- [Textauszug]
● ● ● ● ● ● ●

Folge I – Große Erwartungen

Die frühen Jahre der DDR, das ist die Zeit der hochfahrenden Träume, der ersten Täuschungen und Selbsttäuschungen. Nur solange sie an die Parolen der Partei glauben, können sich die Besiegten des Krieges als Sieger der Geschichte fühlen. Während vom Aufbau des neuen Staates gesprochen, die Landwirtschaft mit einer Bodenreform umgekrempelt und vom Sozialismus geträumt wird, werden alle wichtigen Industrieanlagen demontiert und als Reparationsleistung in die Sowjetunion gebracht. Trotzdem ist die Zuversicht ungebrochen. BRD-DDR? Der Kampf der Systeme ist noch nicht entschieden. DDR-Comics wie die Digedags beschreiben außerirdische Welten als sozialistische Idealgesellschaften. Alles scheint möglich. Es gibt keine Grenzen sondern nur die Gewissheit – es geht voran.

● ● ● ● ● ● ●

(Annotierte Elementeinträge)

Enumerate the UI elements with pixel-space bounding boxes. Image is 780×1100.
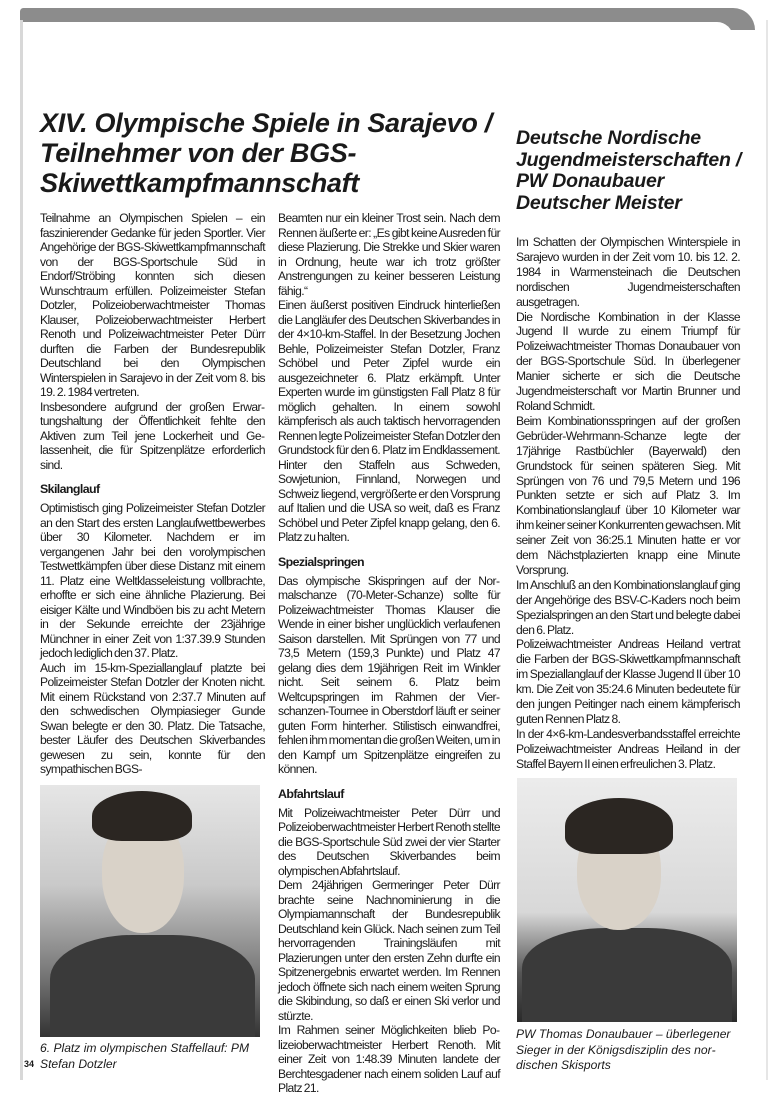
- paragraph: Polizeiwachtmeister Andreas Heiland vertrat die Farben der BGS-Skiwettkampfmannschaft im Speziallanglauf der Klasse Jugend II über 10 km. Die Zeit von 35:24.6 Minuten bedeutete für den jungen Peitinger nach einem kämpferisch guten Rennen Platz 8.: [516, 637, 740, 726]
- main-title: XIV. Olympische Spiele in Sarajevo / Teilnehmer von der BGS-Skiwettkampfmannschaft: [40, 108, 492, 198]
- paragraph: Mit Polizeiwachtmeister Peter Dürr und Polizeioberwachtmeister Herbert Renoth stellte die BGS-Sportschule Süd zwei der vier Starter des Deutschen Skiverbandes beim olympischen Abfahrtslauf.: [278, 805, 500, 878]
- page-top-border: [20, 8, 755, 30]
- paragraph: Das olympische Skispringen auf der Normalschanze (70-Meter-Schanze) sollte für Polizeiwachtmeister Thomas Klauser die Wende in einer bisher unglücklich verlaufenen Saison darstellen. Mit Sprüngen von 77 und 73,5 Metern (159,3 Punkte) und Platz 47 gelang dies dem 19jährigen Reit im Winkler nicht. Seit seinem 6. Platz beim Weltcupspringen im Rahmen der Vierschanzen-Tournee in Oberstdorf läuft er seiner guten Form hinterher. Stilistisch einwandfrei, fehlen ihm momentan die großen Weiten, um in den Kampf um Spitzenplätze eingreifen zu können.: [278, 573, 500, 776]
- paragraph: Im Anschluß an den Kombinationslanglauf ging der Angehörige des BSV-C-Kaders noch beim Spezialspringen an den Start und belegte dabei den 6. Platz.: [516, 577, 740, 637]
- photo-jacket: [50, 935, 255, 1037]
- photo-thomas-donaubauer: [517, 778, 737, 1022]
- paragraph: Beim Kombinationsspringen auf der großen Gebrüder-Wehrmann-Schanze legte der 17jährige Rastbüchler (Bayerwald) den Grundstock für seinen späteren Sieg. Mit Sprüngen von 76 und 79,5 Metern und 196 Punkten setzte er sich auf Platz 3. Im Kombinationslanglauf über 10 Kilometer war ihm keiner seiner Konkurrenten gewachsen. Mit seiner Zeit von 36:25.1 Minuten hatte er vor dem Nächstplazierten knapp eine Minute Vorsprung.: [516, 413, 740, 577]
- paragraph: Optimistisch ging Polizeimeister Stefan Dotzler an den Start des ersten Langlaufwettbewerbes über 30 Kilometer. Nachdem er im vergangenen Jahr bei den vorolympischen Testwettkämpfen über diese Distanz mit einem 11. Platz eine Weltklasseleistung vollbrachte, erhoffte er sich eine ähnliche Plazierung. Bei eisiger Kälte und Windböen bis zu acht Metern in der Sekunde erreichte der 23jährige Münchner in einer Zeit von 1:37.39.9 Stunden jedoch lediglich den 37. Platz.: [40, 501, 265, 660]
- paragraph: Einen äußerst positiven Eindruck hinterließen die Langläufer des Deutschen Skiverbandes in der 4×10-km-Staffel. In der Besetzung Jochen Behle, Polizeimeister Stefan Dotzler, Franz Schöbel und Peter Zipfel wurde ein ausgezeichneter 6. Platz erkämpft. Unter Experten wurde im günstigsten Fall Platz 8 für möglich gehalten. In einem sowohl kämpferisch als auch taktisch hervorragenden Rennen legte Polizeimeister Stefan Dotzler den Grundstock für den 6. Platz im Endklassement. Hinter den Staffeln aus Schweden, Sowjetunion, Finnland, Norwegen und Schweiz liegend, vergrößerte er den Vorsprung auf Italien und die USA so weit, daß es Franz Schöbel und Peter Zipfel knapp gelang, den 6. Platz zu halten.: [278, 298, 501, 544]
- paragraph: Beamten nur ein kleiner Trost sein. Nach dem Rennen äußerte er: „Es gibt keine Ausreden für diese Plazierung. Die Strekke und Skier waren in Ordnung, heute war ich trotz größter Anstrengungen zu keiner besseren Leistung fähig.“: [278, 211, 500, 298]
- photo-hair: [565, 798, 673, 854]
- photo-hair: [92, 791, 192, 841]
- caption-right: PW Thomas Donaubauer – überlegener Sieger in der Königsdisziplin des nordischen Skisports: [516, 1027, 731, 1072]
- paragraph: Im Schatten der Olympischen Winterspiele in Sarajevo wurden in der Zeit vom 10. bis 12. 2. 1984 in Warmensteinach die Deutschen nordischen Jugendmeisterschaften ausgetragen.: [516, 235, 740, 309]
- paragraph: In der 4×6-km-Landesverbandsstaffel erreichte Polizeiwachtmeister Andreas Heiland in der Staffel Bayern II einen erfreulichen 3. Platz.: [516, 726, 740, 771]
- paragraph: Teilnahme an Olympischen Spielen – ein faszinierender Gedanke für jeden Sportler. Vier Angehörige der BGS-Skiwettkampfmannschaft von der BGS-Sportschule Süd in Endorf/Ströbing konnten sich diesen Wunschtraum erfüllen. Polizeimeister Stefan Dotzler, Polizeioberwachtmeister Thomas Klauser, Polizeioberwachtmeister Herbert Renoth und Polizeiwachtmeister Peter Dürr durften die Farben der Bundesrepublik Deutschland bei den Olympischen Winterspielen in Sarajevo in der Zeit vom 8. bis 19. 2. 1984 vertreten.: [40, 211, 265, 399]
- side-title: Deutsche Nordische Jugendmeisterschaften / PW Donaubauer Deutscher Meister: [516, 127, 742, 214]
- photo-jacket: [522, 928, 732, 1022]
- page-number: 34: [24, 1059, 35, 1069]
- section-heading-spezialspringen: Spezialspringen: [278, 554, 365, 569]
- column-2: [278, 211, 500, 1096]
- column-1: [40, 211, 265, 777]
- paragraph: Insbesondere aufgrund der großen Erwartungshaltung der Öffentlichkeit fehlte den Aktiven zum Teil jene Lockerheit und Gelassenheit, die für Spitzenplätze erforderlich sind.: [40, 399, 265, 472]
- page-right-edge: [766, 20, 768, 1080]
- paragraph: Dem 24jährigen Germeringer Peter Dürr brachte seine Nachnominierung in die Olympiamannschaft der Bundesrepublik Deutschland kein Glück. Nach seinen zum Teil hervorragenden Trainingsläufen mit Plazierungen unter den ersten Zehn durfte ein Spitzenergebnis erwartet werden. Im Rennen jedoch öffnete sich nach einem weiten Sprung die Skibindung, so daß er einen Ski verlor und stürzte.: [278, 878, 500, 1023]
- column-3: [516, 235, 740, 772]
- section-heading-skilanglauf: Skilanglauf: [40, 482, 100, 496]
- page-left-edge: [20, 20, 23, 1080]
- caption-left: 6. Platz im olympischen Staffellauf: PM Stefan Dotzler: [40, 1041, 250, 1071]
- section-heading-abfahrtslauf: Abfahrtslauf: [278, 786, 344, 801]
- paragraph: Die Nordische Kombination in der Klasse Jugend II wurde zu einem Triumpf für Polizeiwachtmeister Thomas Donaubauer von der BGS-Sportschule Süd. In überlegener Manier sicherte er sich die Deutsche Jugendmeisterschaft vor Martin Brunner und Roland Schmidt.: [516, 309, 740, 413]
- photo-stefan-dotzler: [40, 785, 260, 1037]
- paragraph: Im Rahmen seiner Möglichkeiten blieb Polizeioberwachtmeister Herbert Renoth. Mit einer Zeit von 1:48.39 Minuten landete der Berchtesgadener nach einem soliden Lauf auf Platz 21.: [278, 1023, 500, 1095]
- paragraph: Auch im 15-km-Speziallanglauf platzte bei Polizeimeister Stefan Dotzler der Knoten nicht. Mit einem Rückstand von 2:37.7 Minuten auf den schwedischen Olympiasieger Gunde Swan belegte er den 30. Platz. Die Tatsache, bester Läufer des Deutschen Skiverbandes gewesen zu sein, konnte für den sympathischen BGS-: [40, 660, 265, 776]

● ● ● ● ● ● ●

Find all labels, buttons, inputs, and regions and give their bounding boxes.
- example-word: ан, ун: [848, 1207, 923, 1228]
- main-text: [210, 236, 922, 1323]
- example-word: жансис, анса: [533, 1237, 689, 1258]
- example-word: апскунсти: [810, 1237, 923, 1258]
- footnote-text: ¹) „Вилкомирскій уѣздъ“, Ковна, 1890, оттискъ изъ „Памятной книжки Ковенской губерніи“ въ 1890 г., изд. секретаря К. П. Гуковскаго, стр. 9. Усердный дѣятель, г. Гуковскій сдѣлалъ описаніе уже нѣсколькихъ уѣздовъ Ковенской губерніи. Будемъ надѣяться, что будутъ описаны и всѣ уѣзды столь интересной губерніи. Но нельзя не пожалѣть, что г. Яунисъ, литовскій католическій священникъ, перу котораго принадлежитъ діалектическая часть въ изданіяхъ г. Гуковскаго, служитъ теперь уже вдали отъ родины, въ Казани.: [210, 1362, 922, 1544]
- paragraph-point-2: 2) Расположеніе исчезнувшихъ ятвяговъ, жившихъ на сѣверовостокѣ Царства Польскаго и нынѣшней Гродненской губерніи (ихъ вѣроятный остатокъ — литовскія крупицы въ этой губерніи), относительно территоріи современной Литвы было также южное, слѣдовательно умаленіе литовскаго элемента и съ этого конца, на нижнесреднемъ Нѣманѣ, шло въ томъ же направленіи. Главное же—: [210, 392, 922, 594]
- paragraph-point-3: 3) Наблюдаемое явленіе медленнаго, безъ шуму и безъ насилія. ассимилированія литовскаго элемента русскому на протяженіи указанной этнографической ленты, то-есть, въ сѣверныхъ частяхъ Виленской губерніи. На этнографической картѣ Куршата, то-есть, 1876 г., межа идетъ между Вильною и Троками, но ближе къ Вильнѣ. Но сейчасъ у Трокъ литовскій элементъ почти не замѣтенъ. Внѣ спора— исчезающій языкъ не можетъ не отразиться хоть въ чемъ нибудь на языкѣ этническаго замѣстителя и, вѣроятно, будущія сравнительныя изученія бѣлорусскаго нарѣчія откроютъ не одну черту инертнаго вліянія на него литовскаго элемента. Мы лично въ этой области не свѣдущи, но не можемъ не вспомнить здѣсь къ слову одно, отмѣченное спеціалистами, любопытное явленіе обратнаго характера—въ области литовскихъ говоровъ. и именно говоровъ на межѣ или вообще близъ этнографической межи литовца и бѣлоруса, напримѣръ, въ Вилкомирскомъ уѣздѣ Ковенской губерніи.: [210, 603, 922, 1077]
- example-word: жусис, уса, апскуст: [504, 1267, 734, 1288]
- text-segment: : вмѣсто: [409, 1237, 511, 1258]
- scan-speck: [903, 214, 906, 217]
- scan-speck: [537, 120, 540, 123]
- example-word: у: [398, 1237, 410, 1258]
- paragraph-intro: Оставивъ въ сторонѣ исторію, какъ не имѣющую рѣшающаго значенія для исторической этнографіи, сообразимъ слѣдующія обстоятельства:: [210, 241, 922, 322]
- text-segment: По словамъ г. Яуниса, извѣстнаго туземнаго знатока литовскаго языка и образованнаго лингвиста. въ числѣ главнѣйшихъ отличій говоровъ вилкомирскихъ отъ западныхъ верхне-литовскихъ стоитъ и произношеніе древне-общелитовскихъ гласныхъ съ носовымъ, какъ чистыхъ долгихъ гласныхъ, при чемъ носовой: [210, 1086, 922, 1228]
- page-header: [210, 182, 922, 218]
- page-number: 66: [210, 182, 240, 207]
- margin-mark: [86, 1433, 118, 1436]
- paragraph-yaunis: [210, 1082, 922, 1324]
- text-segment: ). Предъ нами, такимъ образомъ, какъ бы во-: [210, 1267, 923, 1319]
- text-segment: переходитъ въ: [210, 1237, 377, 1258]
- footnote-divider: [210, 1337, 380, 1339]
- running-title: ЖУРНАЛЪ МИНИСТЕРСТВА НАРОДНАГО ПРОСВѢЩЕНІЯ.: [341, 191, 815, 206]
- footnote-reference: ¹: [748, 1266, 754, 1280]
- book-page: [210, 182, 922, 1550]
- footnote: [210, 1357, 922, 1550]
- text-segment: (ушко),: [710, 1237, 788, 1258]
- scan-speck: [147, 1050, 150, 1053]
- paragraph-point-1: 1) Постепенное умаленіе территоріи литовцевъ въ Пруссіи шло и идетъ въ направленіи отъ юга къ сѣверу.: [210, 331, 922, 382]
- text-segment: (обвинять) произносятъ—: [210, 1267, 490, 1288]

● ● ● ● ● ● ●

- [Aufgabe 1] Übertrage den Satz „DDR-Comics wie die Digedags beschreiben außerirdische Welten als sozialistische Idealgesellschaften.“ aus dem Textauszug ins Englische.
- [Aufgabe 2] Wiederhole den Abschnitt des Textauszugs wörtlich, beginnend bei „Folge I – Große“ und endend bei „es geht voran.“.

- [Vollständige Ausgabe 1] GDR comics such as the Digedags portray alien worlds as ideal socialist societies.

- [Vollständige Ausgabe 2]
Folge I – Große Erwartungen

Die frühen Jahre der DDR, das ist die Zeit der hochfahrenden Träume, der ersten Täuschungen und Selbsttäuschungen. Nur solange sie an die Parolen der Partei glauben, können sich die Besiegten des Krieges als Sieger der Geschichte fühlen. Während vom Aufbau des neuen Staates gesprochen, die Landwirtschaft mit einer Bodenreform umgekrempelt und vom Sozialismus geträumt wird, werden alle wichtigen Industrieanlagen demontiert und als Reparationsleistung in die Sowjetunion gebracht. Trotzdem ist die Zuversicht ungebrochen. BRD-DDR? Der Kampf der Systeme ist noch nicht entschieden. DDR-Comics wie die Digedags beschreiben außerirdische Welten als sozialistische Idealgesellschaften. Alles scheint möglich. Es gibt keine Grenzen sondern nur die Gewissheit – es geht voran.